[SET TASK]:
Repeat the material below exactly, with no pictures.

[Stored items from a collection]:
────────
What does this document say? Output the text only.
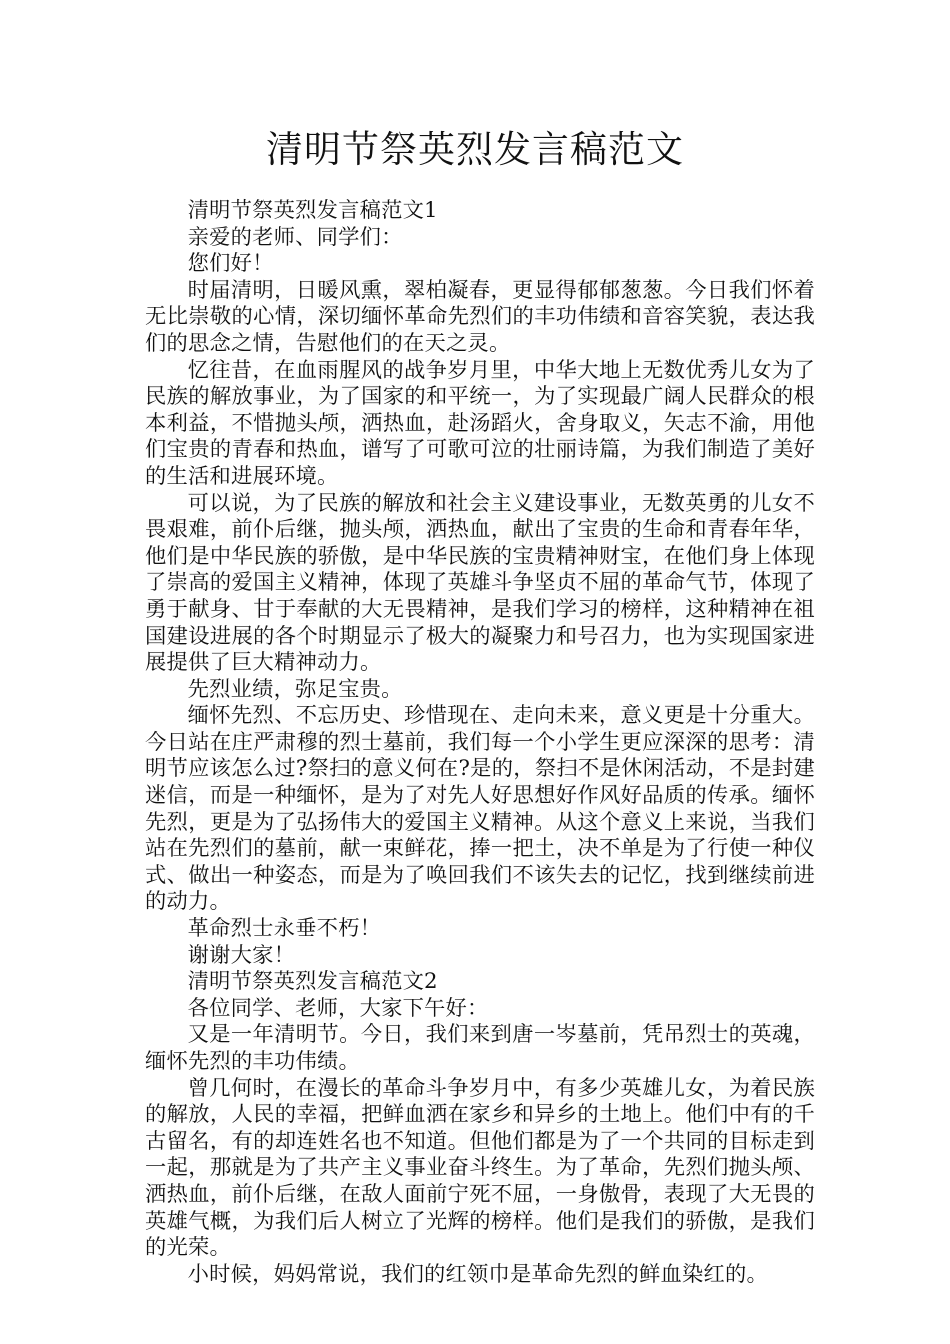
清明节祭英烈发言稿范文

清明节祭英烈发言稿范文1

亲爱的老师、同学们：

您们好！

时届清明，日暖风熏，翠柏凝春，更显得郁郁葱葱。今日我们怀着无比崇敬的心情，深切缅怀革命先烈们的丰功伟绩和音容笑貌，表达我们的思念之情，告慰他们的在天之灵。

忆往昔，在血雨腥风的战争岁月里，中华大地上无数优秀儿女为了民族的解放事业，为了国家的和平统一，为了实现最广阔人民群众的根本利益，不惜抛头颅，洒热血，赴汤蹈火，舍身取义，矢志不渝，用他们宝贵的青春和热血，谱写了可歌可泣的壮丽诗篇，为我们制造了美好的生活和进展环境。

可以说，为了民族的解放和社会主义建设事业，无数英勇的儿女不畏艰难，前仆后继，抛头颅，洒热血，献出了宝贵的生命和青春年华，他们是中华民族的骄傲，是中华民族的宝贵精神财宝，在他们身上体现了崇高的爱国主义精神，体现了英雄斗争坚贞不屈的革命气节，体现了勇于献身、甘于奉献的大无畏精神，是我们学习的榜样，这种精神在祖国建设进展的各个时期显示了极大的凝聚力和号召力，也为实现国家进展提供了巨大精神动力。

先烈业绩，弥足宝贵。

缅怀先烈、不忘历史、珍惜现在、走向未来，意义更是十分重大。今日站在庄严肃穆的烈士墓前，我们每一个小学生更应深深的思考：清明节应该怎么过?祭扫的意义何在?是的，祭扫不是休闲活动，不是封建迷信，而是一种缅怀，是为了对先人好思想好作风好品质的传承。缅怀先烈，更是为了弘扬伟大的爱国主义精神。从这个意义上来说，当我们站在先烈们的墓前，献一束鲜花，捧一把土，决不单是为了行使一种仪式、做出一种姿态，而是为了唤回我们不该失去的记忆，找到继续前进的动力。

革命烈士永垂不朽！

谢谢大家！

清明节祭英烈发言稿范文2

各位同学、老师，大家下午好：

又是一年清明节。今日，我们来到唐一岑墓前，凭吊烈士的英魂，缅怀先烈的丰功伟绩。

曾几何时，在漫长的革命斗争岁月中，有多少英雄儿女，为着民族的解放，人民的幸福，把鲜血洒在家乡和异乡的土地上。他们中有的千古留名，有的却连姓名也不知道。但他们都是为了一个共同的目标走到一起，那就是为了共产主义事业奋斗终生。为了革命，先烈们抛头颅、洒热血，前仆后继，在敌人面前宁死不屈，一身傲骨，表现了大无畏的英雄气概，为我们后人树立了光辉的榜样。他们是我们的骄傲，是我们的光荣。

小时候，妈妈常说，我们的红领巾是革命先烈的鲜血染红的。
────────
[EXPECTED ANSWER]:
What does this document say? Output the text only.
清明节祭英烈发言稿范文

清明节祭英烈发言稿范文1

亲爱的老师、同学们：

您们好！

时届清明，日暖风熏，翠柏凝春，更显得郁郁葱葱。今日我们怀着无比崇敬的心情，深切缅怀革命先烈们的丰功伟绩和音容笑貌，表达我们的思念之情，告慰他们的在天之灵。

忆往昔，在血雨腥风的战争岁月里，中华大地上无数优秀儿女为了民族的解放事业，为了国家的和平统一，为了实现最广阔人民群众的根本利益，不惜抛头颅，洒热血，赴汤蹈火，舍身取义，矢志不渝，用他们宝贵的青春和热血，谱写了可歌可泣的壮丽诗篇，为我们制造了美好的生活和进展环境。

可以说，为了民族的解放和社会主义建设事业，无数英勇的儿女不畏艰难，前仆后继，抛头颅，洒热血，献出了宝贵的生命和青春年华，他们是中华民族的骄傲，是中华民族的宝贵精神财宝，在他们身上体现了崇高的爱国主义精神，体现了英雄斗争坚贞不屈的革命气节，体现了勇于献身、甘于奉献的大无畏精神，是我们学习的榜样，这种精神在祖国建设进展的各个时期显示了极大的凝聚力和号召力，也为实现国家进展提供了巨大精神动力。

先烈业绩，弥足宝贵。

缅怀先烈、不忘历史、珍惜现在、走向未来，意义更是十分重大。今日站在庄严肃穆的烈士墓前，我们每一个小学生更应深深的思考：清明节应该怎么过?祭扫的意义何在?是的，祭扫不是休闲活动，不是封建迷信，而是一种缅怀，是为了对先人好思想好作风好品质的传承。缅怀先烈，更是为了弘扬伟大的爱国主义精神。从这个意义上来说，当我们站在先烈们的墓前，献一束鲜花，捧一把土，决不单是为了行使一种仪式、做出一种姿态，而是为了唤回我们不该失去的记忆，找到继续前进的动力。

革命烈士永垂不朽！

谢谢大家！

清明节祭英烈发言稿范文2

各位同学、老师，大家下午好：

又是一年清明节。今日，我们来到唐一岑墓前，凭吊烈士的英魂，缅怀先烈的丰功伟绩。

曾几何时，在漫长的革命斗争岁月中，有多少英雄儿女，为着民族的解放，人民的幸福，把鲜血洒在家乡和异乡的土地上。他们中有的千古留名，有的却连姓名也不知道。但他们都是为了一个共同的目标走到一起，那就是为了共产主义事业奋斗终生。为了革命，先烈们抛头颅、洒热血，前仆后继，在敌人面前宁死不屈，一身傲骨，表现了大无畏的英雄气概，为我们后人树立了光辉的榜样。他们是我们的骄傲，是我们的光荣。

小时候，妈妈常说，我们的红领巾是革命先烈的鲜血染红的。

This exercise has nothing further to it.